● AVAILABLE DATA

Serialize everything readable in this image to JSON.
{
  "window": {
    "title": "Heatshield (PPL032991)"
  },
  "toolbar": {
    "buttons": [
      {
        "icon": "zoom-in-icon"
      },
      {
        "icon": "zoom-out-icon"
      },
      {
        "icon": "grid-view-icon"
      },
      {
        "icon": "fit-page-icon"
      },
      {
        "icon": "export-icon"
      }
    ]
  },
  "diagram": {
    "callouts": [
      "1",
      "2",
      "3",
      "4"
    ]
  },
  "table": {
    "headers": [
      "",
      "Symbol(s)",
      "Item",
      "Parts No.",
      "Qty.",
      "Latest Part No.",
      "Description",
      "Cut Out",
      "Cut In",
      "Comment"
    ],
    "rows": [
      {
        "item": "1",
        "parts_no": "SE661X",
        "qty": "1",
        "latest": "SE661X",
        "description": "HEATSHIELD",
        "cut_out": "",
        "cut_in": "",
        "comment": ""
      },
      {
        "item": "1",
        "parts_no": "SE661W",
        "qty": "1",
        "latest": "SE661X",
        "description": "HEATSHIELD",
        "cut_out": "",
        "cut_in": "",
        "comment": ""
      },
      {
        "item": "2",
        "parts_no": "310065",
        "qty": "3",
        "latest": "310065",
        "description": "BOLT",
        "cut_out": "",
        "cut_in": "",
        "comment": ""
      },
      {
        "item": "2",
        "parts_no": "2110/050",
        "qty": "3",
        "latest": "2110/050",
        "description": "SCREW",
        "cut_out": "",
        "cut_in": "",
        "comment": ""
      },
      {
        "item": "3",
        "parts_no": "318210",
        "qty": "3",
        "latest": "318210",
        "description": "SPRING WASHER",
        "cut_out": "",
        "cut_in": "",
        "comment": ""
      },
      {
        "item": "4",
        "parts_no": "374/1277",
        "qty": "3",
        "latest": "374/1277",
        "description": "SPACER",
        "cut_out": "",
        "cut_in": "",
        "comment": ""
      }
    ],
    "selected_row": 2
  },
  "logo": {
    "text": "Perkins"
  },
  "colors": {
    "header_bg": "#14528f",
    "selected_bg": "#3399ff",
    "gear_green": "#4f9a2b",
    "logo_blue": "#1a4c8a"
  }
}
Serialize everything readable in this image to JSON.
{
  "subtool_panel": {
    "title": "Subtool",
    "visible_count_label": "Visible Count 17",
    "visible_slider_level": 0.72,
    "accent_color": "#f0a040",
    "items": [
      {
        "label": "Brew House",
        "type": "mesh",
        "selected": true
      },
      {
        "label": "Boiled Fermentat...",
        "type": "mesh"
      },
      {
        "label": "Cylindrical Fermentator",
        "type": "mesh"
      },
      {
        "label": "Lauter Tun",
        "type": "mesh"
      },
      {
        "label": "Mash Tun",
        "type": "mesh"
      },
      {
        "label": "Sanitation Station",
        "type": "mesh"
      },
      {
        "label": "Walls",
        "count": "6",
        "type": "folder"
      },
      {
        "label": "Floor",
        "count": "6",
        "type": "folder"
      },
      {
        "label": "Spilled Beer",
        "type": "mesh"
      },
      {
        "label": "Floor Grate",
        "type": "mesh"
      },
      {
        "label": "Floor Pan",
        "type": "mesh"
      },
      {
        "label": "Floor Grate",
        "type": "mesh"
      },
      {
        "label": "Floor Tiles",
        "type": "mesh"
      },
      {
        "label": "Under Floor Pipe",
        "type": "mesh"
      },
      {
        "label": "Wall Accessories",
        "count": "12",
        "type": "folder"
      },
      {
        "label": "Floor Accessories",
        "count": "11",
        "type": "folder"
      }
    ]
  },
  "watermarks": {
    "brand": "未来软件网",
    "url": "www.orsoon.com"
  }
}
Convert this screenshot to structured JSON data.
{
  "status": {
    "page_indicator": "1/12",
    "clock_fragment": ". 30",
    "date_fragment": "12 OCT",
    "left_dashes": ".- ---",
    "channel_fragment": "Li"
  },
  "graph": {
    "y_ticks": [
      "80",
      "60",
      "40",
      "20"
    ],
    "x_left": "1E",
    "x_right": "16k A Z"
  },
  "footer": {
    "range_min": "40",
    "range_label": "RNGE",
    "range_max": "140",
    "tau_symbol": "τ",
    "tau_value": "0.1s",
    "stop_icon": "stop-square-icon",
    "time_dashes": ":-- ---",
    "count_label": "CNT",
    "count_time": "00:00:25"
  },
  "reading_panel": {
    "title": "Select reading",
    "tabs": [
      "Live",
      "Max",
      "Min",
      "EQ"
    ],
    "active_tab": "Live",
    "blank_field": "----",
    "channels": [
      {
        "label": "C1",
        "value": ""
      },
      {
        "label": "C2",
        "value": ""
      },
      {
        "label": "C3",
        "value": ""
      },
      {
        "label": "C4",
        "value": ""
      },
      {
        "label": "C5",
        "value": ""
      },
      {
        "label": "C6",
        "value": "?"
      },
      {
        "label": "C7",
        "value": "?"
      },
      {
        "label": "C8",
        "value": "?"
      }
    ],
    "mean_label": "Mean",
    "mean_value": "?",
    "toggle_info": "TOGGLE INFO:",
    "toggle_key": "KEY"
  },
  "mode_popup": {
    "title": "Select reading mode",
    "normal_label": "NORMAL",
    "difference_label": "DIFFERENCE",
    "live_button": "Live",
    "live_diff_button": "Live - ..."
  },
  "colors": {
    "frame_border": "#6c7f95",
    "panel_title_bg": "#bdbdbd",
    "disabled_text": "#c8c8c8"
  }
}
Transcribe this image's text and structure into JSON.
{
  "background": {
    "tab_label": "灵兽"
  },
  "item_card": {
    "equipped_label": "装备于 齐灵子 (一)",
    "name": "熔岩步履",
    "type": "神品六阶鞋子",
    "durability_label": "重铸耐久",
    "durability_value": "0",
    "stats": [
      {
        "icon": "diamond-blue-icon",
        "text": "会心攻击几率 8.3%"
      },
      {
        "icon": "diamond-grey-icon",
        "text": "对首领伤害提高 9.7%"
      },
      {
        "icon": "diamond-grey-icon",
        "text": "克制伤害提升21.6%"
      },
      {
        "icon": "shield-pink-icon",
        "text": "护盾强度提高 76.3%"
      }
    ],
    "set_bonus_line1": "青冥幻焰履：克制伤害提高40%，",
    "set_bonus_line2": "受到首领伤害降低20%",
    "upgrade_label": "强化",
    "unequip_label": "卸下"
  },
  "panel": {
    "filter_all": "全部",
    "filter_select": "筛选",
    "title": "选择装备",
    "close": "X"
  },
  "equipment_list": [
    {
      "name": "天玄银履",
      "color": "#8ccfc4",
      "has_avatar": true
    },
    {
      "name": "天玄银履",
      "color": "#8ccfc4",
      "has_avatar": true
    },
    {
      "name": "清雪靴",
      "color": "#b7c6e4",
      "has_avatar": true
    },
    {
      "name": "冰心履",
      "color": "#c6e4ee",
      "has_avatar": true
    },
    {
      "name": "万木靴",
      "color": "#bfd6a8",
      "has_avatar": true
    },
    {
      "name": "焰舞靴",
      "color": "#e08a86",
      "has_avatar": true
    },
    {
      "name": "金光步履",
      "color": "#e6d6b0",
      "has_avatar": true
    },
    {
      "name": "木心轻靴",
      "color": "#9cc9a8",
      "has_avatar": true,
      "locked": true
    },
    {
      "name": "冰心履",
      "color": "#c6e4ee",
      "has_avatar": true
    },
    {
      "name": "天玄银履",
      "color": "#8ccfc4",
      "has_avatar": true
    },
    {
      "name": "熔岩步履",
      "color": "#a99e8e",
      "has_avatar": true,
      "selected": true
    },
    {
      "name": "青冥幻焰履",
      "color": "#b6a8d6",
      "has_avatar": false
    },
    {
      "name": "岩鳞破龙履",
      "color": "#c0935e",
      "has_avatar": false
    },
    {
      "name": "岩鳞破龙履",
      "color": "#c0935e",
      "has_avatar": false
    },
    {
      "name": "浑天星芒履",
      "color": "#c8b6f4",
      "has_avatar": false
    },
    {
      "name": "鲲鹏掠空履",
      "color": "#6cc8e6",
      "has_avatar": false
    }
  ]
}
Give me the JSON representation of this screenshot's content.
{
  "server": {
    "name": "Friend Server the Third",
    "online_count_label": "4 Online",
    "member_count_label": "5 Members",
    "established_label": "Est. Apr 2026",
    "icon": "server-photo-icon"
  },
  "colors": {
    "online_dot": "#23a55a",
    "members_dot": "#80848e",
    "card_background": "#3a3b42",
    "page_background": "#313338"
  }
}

● WHAT IS REQUIRED
Copy out every line from the material above in which the word "JSON" appears.

● EXERCISE OUTPUT
Serialize everything readable in this image to JSON.
Serialize everything readable in this image to JSON.
Convert this screenshot to structured JSON data.
Transcribe this image's text and structure into JSON.
Give me the JSON representation of this screenshot's content.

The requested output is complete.